Prompt: The exercise asks you to copy every line below in which "from" appears.
# # #
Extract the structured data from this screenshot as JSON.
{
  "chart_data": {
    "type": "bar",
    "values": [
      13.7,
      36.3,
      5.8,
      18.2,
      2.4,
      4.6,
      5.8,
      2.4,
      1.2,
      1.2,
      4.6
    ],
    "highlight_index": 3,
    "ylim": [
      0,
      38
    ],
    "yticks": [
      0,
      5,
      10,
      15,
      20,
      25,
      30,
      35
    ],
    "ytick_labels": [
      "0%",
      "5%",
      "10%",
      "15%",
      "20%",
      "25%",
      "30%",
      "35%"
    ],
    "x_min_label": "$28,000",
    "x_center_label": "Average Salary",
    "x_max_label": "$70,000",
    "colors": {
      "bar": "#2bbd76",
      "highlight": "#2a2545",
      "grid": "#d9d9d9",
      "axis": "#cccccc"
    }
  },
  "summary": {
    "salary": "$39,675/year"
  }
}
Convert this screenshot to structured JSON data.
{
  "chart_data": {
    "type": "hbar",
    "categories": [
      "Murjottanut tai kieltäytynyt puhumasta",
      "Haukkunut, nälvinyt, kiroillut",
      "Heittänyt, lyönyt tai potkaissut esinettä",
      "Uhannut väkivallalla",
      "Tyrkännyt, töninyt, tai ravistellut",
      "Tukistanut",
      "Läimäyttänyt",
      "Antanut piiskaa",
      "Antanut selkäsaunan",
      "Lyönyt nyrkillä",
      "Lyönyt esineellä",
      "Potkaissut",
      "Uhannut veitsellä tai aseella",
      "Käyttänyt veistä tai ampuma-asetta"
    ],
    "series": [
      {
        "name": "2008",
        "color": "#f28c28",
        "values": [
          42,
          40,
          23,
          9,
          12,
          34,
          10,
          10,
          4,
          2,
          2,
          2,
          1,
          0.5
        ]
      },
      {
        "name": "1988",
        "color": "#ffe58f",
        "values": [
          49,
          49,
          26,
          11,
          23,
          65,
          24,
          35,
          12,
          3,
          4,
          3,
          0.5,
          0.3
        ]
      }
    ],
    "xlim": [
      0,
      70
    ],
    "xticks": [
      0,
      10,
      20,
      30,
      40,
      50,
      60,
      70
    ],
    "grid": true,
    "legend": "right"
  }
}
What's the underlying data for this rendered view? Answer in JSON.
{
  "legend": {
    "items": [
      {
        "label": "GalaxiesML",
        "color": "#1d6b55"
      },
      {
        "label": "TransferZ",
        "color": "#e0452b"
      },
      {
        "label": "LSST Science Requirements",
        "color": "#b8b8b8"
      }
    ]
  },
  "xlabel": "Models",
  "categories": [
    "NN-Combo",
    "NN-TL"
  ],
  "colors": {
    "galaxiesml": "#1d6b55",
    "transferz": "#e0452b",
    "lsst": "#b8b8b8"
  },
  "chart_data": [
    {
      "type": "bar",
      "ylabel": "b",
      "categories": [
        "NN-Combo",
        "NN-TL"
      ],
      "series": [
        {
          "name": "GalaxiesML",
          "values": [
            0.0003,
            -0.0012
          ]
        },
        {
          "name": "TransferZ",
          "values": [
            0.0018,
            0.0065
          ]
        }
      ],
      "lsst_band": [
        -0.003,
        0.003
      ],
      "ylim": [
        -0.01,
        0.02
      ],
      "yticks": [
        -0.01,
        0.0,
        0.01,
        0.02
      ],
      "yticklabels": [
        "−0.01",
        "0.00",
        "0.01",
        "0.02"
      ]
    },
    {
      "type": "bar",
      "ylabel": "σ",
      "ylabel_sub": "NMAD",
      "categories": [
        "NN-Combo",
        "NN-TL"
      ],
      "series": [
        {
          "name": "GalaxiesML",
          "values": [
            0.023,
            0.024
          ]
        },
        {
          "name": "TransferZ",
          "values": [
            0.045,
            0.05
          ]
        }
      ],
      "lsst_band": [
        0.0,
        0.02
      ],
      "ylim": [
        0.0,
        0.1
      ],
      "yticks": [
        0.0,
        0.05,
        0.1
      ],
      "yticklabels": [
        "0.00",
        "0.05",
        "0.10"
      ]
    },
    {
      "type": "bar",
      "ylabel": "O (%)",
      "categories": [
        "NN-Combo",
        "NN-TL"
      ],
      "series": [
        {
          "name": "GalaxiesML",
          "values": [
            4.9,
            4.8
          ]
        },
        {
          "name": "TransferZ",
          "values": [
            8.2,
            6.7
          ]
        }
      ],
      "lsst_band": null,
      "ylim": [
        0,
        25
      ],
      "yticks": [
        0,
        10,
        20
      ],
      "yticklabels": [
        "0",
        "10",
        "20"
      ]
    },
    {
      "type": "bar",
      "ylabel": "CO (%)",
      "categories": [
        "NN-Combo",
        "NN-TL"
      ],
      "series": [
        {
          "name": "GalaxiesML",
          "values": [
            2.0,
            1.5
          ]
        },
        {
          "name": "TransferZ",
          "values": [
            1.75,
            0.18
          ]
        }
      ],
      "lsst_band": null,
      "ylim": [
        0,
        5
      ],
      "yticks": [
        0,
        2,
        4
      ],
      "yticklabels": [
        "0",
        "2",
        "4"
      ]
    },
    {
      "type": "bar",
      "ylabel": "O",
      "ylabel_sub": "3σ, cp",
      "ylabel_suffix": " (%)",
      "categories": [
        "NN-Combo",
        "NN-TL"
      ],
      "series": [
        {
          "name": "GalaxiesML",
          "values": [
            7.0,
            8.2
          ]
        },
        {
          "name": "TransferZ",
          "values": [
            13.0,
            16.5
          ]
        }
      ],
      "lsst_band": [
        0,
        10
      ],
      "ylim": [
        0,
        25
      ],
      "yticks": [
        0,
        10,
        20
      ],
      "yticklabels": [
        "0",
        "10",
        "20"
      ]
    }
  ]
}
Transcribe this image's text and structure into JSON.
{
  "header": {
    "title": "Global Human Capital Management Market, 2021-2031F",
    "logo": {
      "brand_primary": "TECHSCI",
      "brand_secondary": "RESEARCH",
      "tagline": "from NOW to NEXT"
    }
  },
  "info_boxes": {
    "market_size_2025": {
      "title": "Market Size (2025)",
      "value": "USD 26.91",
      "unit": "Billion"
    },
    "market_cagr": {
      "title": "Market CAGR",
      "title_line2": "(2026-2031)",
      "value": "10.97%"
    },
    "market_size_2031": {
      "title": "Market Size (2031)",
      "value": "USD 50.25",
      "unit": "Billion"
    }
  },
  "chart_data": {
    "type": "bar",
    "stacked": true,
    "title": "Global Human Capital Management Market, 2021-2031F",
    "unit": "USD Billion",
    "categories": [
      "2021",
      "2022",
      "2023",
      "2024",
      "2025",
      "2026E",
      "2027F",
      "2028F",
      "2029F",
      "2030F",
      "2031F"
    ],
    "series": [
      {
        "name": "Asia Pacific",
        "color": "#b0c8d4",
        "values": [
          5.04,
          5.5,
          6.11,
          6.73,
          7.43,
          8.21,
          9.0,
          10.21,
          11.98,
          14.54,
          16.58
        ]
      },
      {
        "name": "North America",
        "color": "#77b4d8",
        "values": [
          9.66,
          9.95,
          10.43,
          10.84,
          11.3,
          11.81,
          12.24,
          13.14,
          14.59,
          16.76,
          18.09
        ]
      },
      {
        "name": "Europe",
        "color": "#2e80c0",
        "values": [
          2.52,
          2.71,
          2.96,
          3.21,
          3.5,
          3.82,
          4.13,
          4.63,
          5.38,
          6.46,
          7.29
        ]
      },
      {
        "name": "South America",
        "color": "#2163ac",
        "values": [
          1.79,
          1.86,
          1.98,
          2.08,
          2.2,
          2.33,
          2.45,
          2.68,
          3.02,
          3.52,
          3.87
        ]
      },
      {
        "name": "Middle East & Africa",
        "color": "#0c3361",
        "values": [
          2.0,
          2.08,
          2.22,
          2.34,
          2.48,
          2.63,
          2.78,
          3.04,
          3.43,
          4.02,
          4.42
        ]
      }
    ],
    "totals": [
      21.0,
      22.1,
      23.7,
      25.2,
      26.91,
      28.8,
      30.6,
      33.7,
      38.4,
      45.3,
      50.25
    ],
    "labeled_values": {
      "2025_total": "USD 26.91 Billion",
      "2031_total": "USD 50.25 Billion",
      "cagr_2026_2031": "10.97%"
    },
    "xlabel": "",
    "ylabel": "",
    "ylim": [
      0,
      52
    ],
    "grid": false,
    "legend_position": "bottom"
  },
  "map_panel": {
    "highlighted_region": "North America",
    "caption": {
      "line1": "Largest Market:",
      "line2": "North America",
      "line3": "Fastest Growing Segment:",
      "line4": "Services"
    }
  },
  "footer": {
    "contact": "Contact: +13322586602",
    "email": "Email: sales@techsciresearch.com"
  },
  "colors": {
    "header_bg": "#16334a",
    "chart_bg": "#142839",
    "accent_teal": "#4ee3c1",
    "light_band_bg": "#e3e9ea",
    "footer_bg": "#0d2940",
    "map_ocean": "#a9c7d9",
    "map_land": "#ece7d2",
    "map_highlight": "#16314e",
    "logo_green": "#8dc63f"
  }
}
# # #
Answer for this exercise:
Extract the structured data from this screenshot as JSON.
      "tagline": "from NOW to NEXT"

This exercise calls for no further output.